TO DO: Restate, word for word, every line of the data.

------ SUPPLIED DATA

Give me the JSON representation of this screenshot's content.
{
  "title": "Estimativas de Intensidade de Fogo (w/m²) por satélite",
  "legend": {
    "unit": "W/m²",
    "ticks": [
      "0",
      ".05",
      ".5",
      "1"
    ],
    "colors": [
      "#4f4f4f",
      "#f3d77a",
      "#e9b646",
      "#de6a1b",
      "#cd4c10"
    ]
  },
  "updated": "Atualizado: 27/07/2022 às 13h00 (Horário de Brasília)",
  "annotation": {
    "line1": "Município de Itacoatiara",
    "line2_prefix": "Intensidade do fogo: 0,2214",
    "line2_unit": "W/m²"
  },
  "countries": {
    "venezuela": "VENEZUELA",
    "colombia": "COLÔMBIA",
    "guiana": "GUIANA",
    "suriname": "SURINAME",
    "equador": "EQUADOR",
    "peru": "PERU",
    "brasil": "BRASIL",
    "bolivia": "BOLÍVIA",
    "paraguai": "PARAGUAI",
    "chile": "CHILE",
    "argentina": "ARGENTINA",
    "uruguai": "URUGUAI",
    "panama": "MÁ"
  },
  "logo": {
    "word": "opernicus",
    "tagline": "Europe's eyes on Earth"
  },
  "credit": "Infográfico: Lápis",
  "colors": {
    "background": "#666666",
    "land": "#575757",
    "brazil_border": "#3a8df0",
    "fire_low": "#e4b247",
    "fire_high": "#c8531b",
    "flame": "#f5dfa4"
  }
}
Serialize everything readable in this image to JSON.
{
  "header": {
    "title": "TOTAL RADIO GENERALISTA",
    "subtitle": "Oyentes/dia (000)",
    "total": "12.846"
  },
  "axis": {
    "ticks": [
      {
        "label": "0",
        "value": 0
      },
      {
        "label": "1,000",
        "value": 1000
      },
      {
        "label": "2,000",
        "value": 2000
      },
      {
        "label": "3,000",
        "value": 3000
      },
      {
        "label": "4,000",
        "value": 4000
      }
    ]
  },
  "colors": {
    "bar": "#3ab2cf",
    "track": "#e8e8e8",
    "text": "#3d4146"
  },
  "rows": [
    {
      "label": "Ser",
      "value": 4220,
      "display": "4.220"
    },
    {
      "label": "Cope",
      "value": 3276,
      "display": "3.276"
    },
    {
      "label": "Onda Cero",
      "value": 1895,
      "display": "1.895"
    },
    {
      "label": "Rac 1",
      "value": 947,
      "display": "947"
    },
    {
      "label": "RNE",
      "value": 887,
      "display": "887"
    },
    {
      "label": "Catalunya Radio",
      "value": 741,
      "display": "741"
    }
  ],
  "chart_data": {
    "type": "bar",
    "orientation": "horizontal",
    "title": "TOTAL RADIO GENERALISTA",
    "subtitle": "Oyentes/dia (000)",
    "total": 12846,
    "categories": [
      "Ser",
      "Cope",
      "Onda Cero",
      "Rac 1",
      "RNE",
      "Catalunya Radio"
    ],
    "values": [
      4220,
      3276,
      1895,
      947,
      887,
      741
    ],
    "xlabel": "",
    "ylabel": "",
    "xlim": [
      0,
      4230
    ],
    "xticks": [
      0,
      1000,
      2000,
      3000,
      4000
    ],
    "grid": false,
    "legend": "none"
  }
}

------------

OUTPUT FOR THIS TASK:
Give me the JSON representation of this screenshot's content.
{
  "title": "Estimativas de Intensidade de Fogo (w/m²) por satélite",
  "legend": {
    "unit": "W/m²",
    "ticks": [
      "0",
      ".05",
      ".5",
      "1"
    ],
    "colors": [
      "#4f4f4f",
      "#f3d77a",
      "#e9b646",
      "#de6a1b",
      "#cd4c10"
    ]
  },
  "updated": "Atualizado: 27/07/2022 às 13h00 (Horário de Brasília)",
  "annotation": {
    "line1": "Município de Itacoatiara",
    "line2_prefix": "Intensidade do fogo: 0,2214",
    "line2_unit": "W/m²"
  },
  "countries": {
    "venezuela": "VENEZUELA",
    "colombia": "COLÔMBIA",
    "guiana": "GUIANA",
    "suriname": "SURINAME",
    "equador": "EQUADOR",
    "peru": "PERU",
    "brasil": "BRASIL",
    "bolivia": "BOLÍVIA",
    "paraguai": "PARAGUAI",
    "chile": "CHILE",
    "argentina": "ARGENTINA",
    "uruguai": "URUGUAI",
    "panama": "MÁ"
  },
  "logo": {
    "word": "opernicus",
    "tagline": "Europe's eyes on Earth"
  },
  "credit": "Infográfico: Lápis",
  "colors": {
    "background": "#666666",
    "land": "#575757",
    "brazil_border": "#3a8df0",
    "fire_low": "#e4b247",
    "fire_high": "#c8531b",
    "flame": "#f5dfa4"
  }
}
Serialize everything readable in this image to JSON.
{
  "header": {
    "title": "TOTAL RADIO GENERALISTA",
    "subtitle": "Oyentes/dia (000)",
    "total": "12.846"
  },
  "axis": {
    "ticks": [
      {
        "label": "0",
        "value": 0
      },
      {
        "label": "1,000",
        "value": 1000
      },
      {
        "label": "2,000",
        "value": 2000
      },
      {
        "label": "3,000",
        "value": 3000
      },
      {
        "label": "4,000",
        "value": 4000
      }
    ]
  },
  "colors": {
    "bar": "#3ab2cf",
    "track": "#e8e8e8",
    "text": "#3d4146"
  },
  "rows": [
    {
      "label": "Ser",
      "value": 4220,
      "display": "4.220"
    },
    {
      "label": "Cope",
      "value": 3276,
      "display": "3.276"
    },
    {
      "label": "Onda Cero",
      "value": 1895,
      "display": "1.895"
    },
    {
      "label": "Rac 1",
      "value": 947,
      "display": "947"
    },
    {
      "label": "RNE",
      "value": 887,
      "display": "887"
    },
    {
      "label": "Catalunya Radio",
      "value": 741,
      "display": "741"
    }
  ],
  "chart_data": {
    "type": "bar",
    "orientation": "horizontal",
    "title": "TOTAL RADIO GENERALISTA",
    "subtitle": "Oyentes/dia (000)",
    "total": 12846,
    "categories": [
      "Ser",
      "Cope",
      "Onda Cero",
      "Rac 1",
      "RNE",
      "Catalunya Radio"
    ],
    "values": [
      4220,
      3276,
      1895,
      947,
      887,
      741
    ],
    "xlabel": "",
    "ylabel": "",
    "xlim": [
      0,
      4230
    ],
    "xticks": [
      0,
      1000,
      2000,
      3000,
      4000
    ],
    "grid": false,
    "legend": "none"
  }
}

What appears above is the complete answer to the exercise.